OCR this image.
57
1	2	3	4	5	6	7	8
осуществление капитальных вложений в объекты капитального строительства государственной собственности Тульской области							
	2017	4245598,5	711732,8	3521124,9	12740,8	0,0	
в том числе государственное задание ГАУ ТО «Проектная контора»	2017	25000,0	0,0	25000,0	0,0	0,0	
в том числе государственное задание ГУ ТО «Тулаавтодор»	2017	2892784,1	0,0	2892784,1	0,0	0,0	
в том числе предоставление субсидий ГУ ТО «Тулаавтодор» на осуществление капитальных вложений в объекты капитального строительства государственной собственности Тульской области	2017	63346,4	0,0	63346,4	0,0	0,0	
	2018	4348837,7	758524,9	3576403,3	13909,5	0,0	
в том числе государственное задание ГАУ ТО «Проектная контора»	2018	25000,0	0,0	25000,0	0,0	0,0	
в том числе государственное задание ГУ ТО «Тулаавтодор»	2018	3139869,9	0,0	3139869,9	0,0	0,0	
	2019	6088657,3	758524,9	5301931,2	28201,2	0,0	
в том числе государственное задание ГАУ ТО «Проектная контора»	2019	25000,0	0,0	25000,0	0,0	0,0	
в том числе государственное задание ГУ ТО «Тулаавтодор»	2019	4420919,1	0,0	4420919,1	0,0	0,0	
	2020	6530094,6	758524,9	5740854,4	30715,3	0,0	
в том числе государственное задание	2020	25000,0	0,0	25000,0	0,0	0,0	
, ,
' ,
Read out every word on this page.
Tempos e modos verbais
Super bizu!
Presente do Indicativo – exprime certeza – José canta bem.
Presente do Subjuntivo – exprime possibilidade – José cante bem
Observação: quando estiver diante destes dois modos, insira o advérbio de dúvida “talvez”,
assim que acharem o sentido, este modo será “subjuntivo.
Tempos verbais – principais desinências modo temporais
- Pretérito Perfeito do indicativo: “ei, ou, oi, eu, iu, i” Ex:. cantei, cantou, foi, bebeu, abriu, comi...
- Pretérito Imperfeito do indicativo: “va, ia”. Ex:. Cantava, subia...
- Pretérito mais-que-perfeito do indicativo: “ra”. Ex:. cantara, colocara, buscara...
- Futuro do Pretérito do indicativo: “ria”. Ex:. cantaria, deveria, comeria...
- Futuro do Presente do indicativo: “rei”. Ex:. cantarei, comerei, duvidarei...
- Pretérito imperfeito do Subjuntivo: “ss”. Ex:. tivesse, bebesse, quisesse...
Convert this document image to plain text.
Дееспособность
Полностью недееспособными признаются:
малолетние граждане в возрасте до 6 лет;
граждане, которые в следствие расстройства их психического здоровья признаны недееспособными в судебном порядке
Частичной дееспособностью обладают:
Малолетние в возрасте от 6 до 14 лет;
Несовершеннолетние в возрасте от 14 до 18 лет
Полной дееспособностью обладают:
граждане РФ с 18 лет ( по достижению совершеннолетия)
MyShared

+-------+

*WHAT NEEDS TO BE DONE*
Only the lines from the one with "Convert this document image to plain text." through the end of the material are wanted; copy them exactly, both ends included.

*TASK RESULT*
Convert this document image to plain text.
Дееспособность
Полностью недееспособными признаются:
малолетние граждане в возрасте до 6 лет;
граждане, которые в следствие расстройства их психического здоровья признаны недееспособными в судебном порядке
Частичной дееспособностью обладают:
Малолетние в возрасте от 6 до 14 лет;
Несовершеннолетние в возрасте от 14 до 18 лет
Полной дееспособностью обладают:
граждане РФ с 18 лет ( по достижению совершеннолетия)
MyShared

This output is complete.